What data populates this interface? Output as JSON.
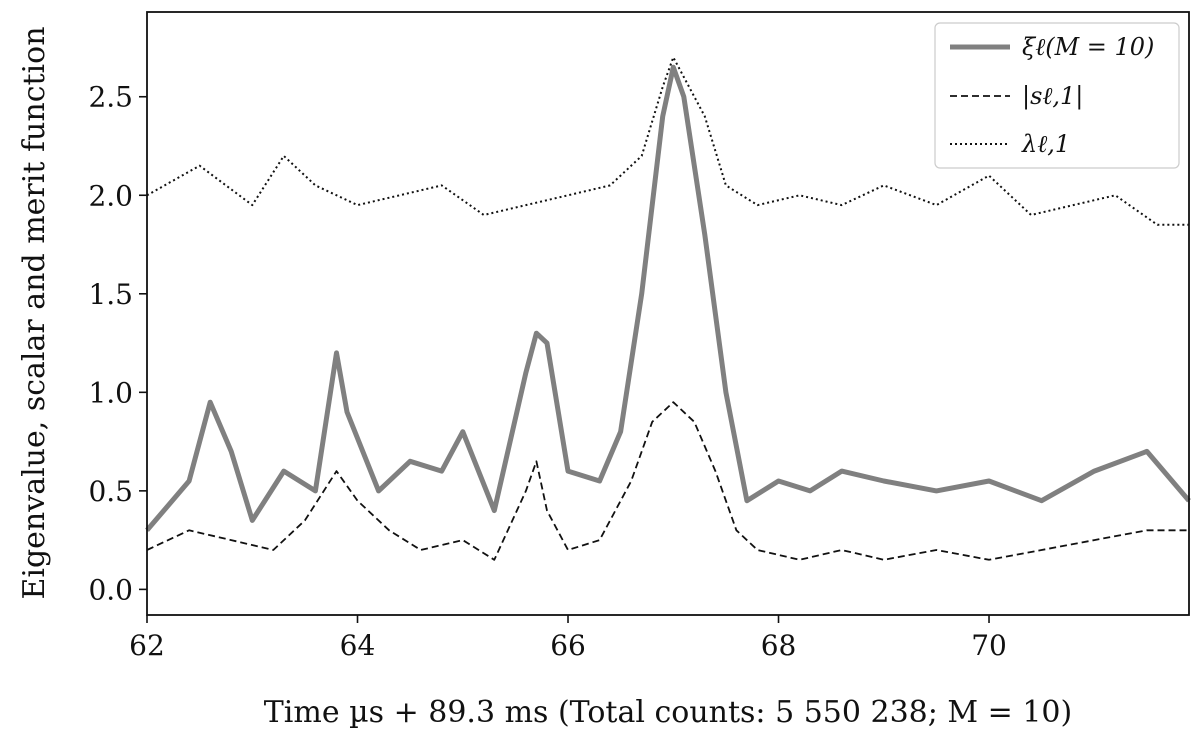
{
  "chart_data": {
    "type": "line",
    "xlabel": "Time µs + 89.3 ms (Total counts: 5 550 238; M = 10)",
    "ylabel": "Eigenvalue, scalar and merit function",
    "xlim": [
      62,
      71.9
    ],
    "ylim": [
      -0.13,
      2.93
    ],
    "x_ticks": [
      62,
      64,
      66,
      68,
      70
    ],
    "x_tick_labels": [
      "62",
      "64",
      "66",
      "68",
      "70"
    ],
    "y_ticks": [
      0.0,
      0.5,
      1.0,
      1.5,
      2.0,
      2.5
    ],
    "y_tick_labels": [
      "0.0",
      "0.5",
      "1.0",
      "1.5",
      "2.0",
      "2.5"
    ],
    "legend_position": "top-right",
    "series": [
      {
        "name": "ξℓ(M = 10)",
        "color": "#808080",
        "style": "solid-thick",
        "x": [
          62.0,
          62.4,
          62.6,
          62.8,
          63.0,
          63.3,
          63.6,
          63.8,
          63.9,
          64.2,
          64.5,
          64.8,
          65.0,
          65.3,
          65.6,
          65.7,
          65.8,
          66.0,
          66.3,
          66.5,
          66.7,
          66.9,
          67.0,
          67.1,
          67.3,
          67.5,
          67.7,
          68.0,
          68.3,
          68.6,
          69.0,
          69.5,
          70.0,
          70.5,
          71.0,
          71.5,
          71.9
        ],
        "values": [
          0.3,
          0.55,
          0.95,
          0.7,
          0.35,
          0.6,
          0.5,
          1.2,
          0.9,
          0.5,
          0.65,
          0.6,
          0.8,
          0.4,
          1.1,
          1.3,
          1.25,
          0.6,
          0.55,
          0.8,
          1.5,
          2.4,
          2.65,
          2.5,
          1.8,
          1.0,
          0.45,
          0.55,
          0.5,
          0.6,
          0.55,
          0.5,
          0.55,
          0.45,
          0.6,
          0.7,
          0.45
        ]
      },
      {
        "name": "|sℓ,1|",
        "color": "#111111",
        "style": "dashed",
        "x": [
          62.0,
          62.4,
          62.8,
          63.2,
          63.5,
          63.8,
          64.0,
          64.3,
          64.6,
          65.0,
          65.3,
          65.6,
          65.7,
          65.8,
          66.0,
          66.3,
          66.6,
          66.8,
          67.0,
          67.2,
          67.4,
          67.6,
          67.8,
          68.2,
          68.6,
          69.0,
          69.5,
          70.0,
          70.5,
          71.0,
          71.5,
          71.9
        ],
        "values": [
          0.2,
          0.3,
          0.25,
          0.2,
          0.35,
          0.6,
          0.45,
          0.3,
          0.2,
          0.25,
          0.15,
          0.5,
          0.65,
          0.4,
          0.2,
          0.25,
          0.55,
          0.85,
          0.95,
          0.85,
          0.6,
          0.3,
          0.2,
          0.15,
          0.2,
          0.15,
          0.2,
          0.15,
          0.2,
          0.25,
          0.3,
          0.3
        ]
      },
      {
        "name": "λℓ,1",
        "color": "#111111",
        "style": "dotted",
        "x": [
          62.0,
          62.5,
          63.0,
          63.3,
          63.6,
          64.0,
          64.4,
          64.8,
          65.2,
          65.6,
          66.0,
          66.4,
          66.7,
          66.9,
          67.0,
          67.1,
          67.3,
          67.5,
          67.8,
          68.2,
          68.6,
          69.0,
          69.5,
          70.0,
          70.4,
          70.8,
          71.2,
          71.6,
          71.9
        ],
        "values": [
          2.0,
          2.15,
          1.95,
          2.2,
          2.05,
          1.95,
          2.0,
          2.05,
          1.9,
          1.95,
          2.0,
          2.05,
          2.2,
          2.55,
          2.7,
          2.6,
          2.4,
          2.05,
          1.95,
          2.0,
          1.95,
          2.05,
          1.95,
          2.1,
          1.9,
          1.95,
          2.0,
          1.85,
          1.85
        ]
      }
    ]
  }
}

**Your instructions:**
Copy every record above exactly, leaving out the pictures.

**Solved exercise:**
What data populates this interface? Output as JSON.
{
  "chart_data": {
    "type": "line",
    "xlabel": "Time µs + 89.3 ms (Total counts: 5 550 238; M = 10)",
    "ylabel": "Eigenvalue, scalar and merit function",
    "xlim": [
      62,
      71.9
    ],
    "ylim": [
      -0.13,
      2.93
    ],
    "x_ticks": [
      62,
      64,
      66,
      68,
      70
    ],
    "x_tick_labels": [
      "62",
      "64",
      "66",
      "68",
      "70"
    ],
    "y_ticks": [
      0.0,
      0.5,
      1.0,
      1.5,
      2.0,
      2.5
    ],
    "y_tick_labels": [
      "0.0",
      "0.5",
      "1.0",
      "1.5",
      "2.0",
      "2.5"
    ],
    "legend_position": "top-right",
    "series": [
      {
        "name": "ξℓ(M = 10)",
        "color": "#808080",
        "style": "solid-thick",
        "x": [
          62.0,
          62.4,
          62.6,
          62.8,
          63.0,
          63.3,
          63.6,
          63.8,
          63.9,
          64.2,
          64.5,
          64.8,
          65.0,
          65.3,
          65.6,
          65.7,
          65.8,
          66.0,
          66.3,
          66.5,
          66.7,
          66.9,
          67.0,
          67.1,
          67.3,
          67.5,
          67.7,
          68.0,
          68.3,
          68.6,
          69.0,
          69.5,
          70.0,
          70.5,
          71.0,
          71.5,
          71.9
        ],
        "values": [
          0.3,
          0.55,
          0.95,
          0.7,
          0.35,
          0.6,
          0.5,
          1.2,
          0.9,
          0.5,
          0.65,
          0.6,
          0.8,
          0.4,
          1.1,
          1.3,
          1.25,
          0.6,
          0.55,
          0.8,
          1.5,
          2.4,
          2.65,
          2.5,
          1.8,
          1.0,
          0.45,
          0.55,
          0.5,
          0.6,
          0.55,
          0.5,
          0.55,
          0.45,
          0.6,
          0.7,
          0.45
        ]
      },
      {
        "name": "|sℓ,1|",
        "color": "#111111",
        "style": "dashed",
        "x": [
          62.0,
          62.4,
          62.8,
          63.2,
          63.5,
          63.8,
          64.0,
          64.3,
          64.6,
          65.0,
          65.3,
          65.6,
          65.7,
          65.8,
          66.0,
          66.3,
          66.6,
          66.8,
          67.0,
          67.2,
          67.4,
          67.6,
          67.8,
          68.2,
          68.6,
          69.0,
          69.5,
          70.0,
          70.5,
          71.0,
          71.5,
          71.9
        ],
        "values": [
          0.2,
          0.3,
          0.25,
          0.2,
          0.35,
          0.6,
          0.45,
          0.3,
          0.2,
          0.25,
          0.15,
          0.5,
          0.65,
          0.4,
          0.2,
          0.25,
          0.55,
          0.85,
          0.95,
          0.85,
          0.6,
          0.3,
          0.2,
          0.15,
          0.2,
          0.15,
          0.2,
          0.15,
          0.2,
          0.25,
          0.3,
          0.3
        ]
      },
      {
        "name": "λℓ,1",
        "color": "#111111",
        "style": "dotted",
        "x": [
          62.0,
          62.5,
          63.0,
          63.3,
          63.6,
          64.0,
          64.4,
          64.8,
          65.2,
          65.6,
          66.0,
          66.4,
          66.7,
          66.9,
          67.0,
          67.1,
          67.3,
          67.5,
          67.8,
          68.2,
          68.6,
          69.0,
          69.5,
          70.0,
          70.4,
          70.8,
          71.2,
          71.6,
          71.9
        ],
        "values": [
          2.0,
          2.15,
          1.95,
          2.2,
          2.05,
          1.95,
          2.0,
          2.05,
          1.9,
          1.95,
          2.0,
          2.05,
          2.2,
          2.55,
          2.7,
          2.6,
          2.4,
          2.05,
          1.95,
          2.0,
          1.95,
          2.05,
          1.95,
          2.1,
          1.9,
          1.95,
          2.0,
          1.85,
          1.85
        ]
      }
    ]
  }
}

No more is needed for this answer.